* [Data entries]:
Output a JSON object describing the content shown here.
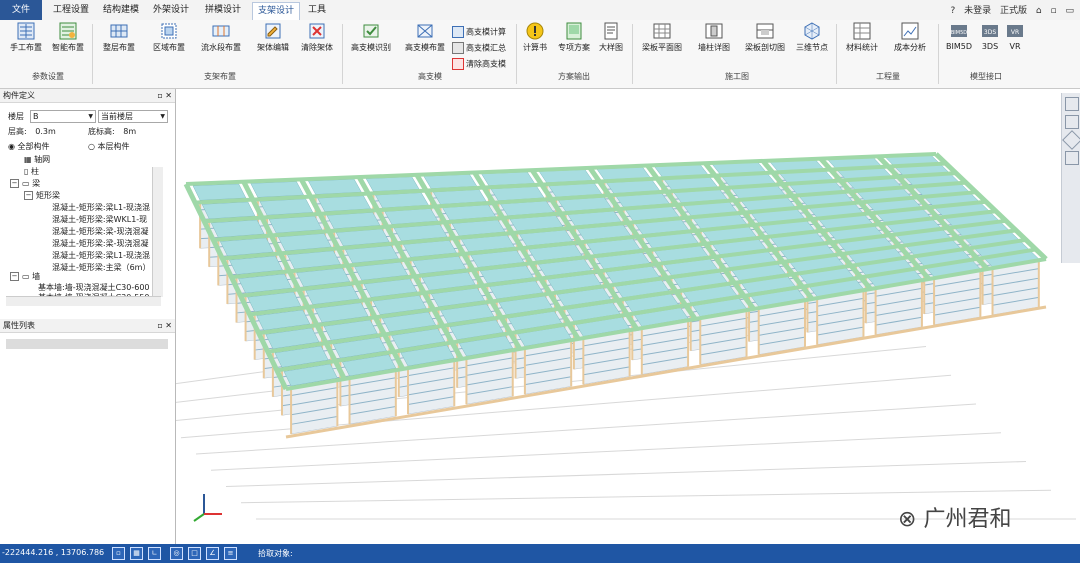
{
  "menu": {
    "file": "文件",
    "tabs": [
      "工程设置",
      "结构建模",
      "外架设计",
      "拼模设计",
      "支架设计",
      "工具"
    ],
    "active_tab": "支架设计",
    "help": "?",
    "login": "未登录",
    "edition": "正式版",
    "window_controls": [
      "⌂",
      "▫",
      "▭"
    ]
  },
  "ribbon": {
    "groups": [
      {
        "label": "参数设置",
        "buttons": [
          "手工布置",
          "智能布置"
        ]
      },
      {
        "label": "支架布置",
        "buttons": [
          "整层布置",
          "区域布置",
          "流水段布置",
          "架体编辑",
          "清除架体"
        ]
      },
      {
        "label": "高支模",
        "buttons": [
          "高支模识别",
          "高支模布置"
        ],
        "small": [
          "高支模计算",
          "高支模汇总",
          "清除高支模"
        ]
      },
      {
        "label": "方案输出",
        "buttons": [
          "计算书",
          "专项方案",
          "大样图"
        ]
      },
      {
        "label": "施工图",
        "buttons": [
          "梁板平面图",
          "墙柱详图",
          "梁板剖切图",
          "三维节点"
        ]
      },
      {
        "label": "工程量",
        "buttons": [
          "材料统计",
          "成本分析"
        ]
      },
      {
        "label": "模型接口",
        "buttons": [
          "BIM5D",
          "3DS",
          "VR"
        ]
      }
    ]
  },
  "component_panel": {
    "title": "构件定义",
    "floor_label": "楼层",
    "floor_value": "B",
    "floor_scope": "当前楼层",
    "height_label": "层高:",
    "height_value": "0.3m",
    "bottom_label": "底标高:",
    "bottom_value": "8m",
    "radio_all": "全部构件",
    "radio_floor": "本层构件",
    "tree": [
      "轴网",
      "柱",
      "梁",
      "矩形梁",
      "混凝土-矩形梁:梁L1-现浇混",
      "混凝土-矩形梁:梁WKL1-现",
      "混凝土-矩形梁:梁-现浇混凝",
      "混凝土-矩形梁:梁-现浇混凝",
      "混凝土-矩形梁:梁L1-现浇混",
      "混凝土-矩形梁:主梁（6m）",
      "墙",
      "基本墙:墙-现浇混凝土C30-600",
      "基本墙:墙-现浇混凝土C30-550"
    ]
  },
  "property_panel": {
    "title": "属性列表"
  },
  "watermark": {
    "text": "广州君和"
  },
  "status": {
    "coords": "-222444.216 , 13706.786",
    "pick_label": "拾取对象:"
  },
  "scene": {
    "grid_rows": 11,
    "grid_cols": 13,
    "beam_color": "#9fd8a8",
    "slab_color": "#a8dde0",
    "post_color": "#e8c89a"
  }
}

* [Problem]: The records above are to be reproduced exactly; the pictures are to be left out.

* [Exercise solution]:
Output a JSON object describing the content shown here.
{
  "menu": {
    "file": "文件",
    "tabs": [
      "工程设置",
      "结构建模",
      "外架设计",
      "拼模设计",
      "支架设计",
      "工具"
    ],
    "active_tab": "支架设计",
    "help": "?",
    "login": "未登录",
    "edition": "正式版",
    "window_controls": [
      "⌂",
      "▫",
      "▭"
    ]
  },
  "ribbon": {
    "groups": [
      {
        "label": "参数设置",
        "buttons": [
          "手工布置",
          "智能布置"
        ]
      },
      {
        "label": "支架布置",
        "buttons": [
          "整层布置",
          "区域布置",
          "流水段布置",
          "架体编辑",
          "清除架体"
        ]
      },
      {
        "label": "高支模",
        "buttons": [
          "高支模识别",
          "高支模布置"
        ],
        "small": [
          "高支模计算",
          "高支模汇总",
          "清除高支模"
        ]
      },
      {
        "label": "方案输出",
        "buttons": [
          "计算书",
          "专项方案",
          "大样图"
        ]
      },
      {
        "label": "施工图",
        "buttons": [
          "梁板平面图",
          "墙柱详图",
          "梁板剖切图",
          "三维节点"
        ]
      },
      {
        "label": "工程量",
        "buttons": [
          "材料统计",
          "成本分析"
        ]
      },
      {
        "label": "模型接口",
        "buttons": [
          "BIM5D",
          "3DS",
          "VR"
        ]
      }
    ]
  },
  "component_panel": {
    "title": "构件定义",
    "floor_label": "楼层",
    "floor_value": "B",
    "floor_scope": "当前楼层",
    "height_label": "层高:",
    "height_value": "0.3m",
    "bottom_label": "底标高:",
    "bottom_value": "8m",
    "radio_all": "全部构件",
    "radio_floor": "本层构件",
    "tree": [
      "轴网",
      "柱",
      "梁",
      "矩形梁",
      "混凝土-矩形梁:梁L1-现浇混",
      "混凝土-矩形梁:梁WKL1-现",
      "混凝土-矩形梁:梁-现浇混凝",
      "混凝土-矩形梁:梁-现浇混凝",
      "混凝土-矩形梁:梁L1-现浇混",
      "混凝土-矩形梁:主梁（6m）",
      "墙",
      "基本墙:墙-现浇混凝土C30-600",
      "基本墙:墙-现浇混凝土C30-550"
    ]
  },
  "property_panel": {
    "title": "属性列表"
  },
  "watermark": {
    "text": "广州君和"
  },
  "status": {
    "coords": "-222444.216 , 13706.786",
    "pick_label": "拾取对象:"
  },
  "scene": {
    "grid_rows": 11,
    "grid_cols": 13,
    "beam_color": "#9fd8a8",
    "slab_color": "#a8dde0",
    "post_color": "#e8c89a"
  }
}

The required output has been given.